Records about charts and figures
- - - - - - -

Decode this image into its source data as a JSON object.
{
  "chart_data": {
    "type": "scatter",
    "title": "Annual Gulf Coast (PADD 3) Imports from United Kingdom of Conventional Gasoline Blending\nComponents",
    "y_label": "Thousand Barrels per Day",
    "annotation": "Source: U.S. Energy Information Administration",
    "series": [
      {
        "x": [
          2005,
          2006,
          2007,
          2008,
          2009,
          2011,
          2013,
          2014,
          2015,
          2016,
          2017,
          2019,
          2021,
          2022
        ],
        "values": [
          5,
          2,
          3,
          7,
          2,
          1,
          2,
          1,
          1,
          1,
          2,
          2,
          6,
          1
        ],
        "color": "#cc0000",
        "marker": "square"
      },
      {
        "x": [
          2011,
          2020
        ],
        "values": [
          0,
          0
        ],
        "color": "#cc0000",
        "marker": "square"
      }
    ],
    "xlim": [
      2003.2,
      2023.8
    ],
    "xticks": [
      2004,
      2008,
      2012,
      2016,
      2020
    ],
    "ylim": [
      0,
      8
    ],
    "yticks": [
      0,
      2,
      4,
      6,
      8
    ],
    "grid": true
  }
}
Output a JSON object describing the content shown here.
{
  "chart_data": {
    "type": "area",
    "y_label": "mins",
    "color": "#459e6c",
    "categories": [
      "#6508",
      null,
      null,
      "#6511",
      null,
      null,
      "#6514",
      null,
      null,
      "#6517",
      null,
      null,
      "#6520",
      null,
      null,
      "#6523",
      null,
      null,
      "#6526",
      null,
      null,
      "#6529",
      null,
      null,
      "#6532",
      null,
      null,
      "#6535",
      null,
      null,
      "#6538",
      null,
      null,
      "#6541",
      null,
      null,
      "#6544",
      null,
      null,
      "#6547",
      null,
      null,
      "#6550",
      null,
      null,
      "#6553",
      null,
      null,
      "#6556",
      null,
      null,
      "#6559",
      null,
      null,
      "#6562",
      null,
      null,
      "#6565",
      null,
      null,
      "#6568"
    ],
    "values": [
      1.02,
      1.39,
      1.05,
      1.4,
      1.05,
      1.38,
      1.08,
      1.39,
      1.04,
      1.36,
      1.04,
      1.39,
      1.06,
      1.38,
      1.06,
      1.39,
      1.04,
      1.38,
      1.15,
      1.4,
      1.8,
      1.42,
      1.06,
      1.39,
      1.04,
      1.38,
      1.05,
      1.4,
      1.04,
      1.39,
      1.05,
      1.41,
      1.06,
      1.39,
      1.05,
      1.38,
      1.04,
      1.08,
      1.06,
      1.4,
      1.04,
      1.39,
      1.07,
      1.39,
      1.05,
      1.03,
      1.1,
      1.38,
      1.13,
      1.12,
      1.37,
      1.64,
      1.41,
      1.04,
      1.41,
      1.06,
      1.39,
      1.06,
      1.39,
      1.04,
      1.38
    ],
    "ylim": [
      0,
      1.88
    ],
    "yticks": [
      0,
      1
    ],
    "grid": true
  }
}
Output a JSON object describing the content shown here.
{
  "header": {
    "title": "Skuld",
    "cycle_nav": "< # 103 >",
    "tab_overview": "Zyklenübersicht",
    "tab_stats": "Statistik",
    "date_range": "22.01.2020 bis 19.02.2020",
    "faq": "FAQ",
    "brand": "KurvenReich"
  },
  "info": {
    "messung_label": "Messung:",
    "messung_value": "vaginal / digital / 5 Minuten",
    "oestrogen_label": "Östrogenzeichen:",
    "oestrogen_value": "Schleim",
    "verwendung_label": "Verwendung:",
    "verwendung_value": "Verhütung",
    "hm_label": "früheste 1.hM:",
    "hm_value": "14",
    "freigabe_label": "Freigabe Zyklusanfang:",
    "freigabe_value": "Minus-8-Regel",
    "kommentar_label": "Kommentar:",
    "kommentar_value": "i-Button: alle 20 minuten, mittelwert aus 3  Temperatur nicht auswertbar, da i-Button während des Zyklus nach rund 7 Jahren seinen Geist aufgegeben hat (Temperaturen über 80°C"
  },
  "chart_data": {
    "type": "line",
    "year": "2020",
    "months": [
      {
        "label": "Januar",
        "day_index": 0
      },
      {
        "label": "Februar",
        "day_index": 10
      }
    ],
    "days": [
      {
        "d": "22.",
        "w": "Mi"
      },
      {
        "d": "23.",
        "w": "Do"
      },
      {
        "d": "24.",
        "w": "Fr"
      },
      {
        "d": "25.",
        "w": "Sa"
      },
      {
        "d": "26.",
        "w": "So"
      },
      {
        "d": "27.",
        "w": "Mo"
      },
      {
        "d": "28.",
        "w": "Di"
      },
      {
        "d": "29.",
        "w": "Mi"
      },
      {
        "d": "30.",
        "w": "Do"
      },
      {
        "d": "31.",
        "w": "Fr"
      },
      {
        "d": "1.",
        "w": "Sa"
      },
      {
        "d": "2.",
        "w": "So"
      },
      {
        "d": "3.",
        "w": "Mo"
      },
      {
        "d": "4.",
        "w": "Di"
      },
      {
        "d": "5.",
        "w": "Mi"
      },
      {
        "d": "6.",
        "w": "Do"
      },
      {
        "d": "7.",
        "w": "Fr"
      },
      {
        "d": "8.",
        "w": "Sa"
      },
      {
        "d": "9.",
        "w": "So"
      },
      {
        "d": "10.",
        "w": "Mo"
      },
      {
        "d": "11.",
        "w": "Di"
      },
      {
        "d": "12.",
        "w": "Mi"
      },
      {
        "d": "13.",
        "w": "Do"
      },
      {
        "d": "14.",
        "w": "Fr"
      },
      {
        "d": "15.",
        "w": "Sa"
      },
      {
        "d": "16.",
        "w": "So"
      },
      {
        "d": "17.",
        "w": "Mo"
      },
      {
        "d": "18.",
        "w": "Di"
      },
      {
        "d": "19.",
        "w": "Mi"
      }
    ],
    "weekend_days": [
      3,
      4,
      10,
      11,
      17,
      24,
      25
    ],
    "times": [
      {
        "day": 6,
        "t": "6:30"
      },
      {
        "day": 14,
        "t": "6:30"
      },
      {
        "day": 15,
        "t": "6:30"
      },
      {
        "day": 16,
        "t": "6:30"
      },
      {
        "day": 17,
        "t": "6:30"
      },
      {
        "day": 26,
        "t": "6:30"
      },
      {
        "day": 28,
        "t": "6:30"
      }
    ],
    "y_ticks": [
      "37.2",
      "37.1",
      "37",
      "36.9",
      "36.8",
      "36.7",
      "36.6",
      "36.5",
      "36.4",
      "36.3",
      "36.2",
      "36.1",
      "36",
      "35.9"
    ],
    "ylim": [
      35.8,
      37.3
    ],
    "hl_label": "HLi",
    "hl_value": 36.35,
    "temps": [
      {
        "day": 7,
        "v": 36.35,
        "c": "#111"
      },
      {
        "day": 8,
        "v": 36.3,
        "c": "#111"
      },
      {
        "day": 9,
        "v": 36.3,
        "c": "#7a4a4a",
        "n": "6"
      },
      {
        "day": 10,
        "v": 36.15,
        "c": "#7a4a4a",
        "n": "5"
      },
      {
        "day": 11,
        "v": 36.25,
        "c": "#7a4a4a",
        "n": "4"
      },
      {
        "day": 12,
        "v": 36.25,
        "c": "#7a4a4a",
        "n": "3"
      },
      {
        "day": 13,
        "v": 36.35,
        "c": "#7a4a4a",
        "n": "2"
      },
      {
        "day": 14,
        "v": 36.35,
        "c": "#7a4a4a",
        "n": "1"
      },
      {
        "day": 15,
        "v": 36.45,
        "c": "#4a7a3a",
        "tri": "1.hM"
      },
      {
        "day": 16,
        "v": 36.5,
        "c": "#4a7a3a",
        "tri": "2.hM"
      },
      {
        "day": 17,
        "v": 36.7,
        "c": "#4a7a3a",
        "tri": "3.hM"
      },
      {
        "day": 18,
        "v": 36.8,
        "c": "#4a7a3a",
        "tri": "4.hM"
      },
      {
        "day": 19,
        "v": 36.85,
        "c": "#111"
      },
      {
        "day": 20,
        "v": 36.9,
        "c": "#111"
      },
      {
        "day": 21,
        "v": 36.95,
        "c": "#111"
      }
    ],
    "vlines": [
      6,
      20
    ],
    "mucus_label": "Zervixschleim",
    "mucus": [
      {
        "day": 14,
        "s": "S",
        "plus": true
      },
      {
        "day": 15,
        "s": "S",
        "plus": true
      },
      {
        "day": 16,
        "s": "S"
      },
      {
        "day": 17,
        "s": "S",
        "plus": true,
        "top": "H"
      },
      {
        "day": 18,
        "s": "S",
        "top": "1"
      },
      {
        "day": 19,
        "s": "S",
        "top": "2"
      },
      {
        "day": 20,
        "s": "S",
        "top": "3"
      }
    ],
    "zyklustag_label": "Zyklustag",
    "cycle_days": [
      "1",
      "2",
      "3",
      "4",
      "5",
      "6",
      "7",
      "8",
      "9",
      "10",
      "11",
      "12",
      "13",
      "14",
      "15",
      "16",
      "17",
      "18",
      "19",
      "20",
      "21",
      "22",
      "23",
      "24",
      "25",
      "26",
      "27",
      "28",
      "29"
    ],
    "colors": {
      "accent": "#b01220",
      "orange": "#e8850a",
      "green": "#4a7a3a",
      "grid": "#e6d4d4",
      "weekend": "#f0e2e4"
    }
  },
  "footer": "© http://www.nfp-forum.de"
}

- - - - - - -

Copy out every line from the records that has the word "title".

    "title": "Annual Gulf Coast (PADD 3) Imports from United Kingdom of Conventional Gasoline Blending\nComponents",
    "title": "Skuld",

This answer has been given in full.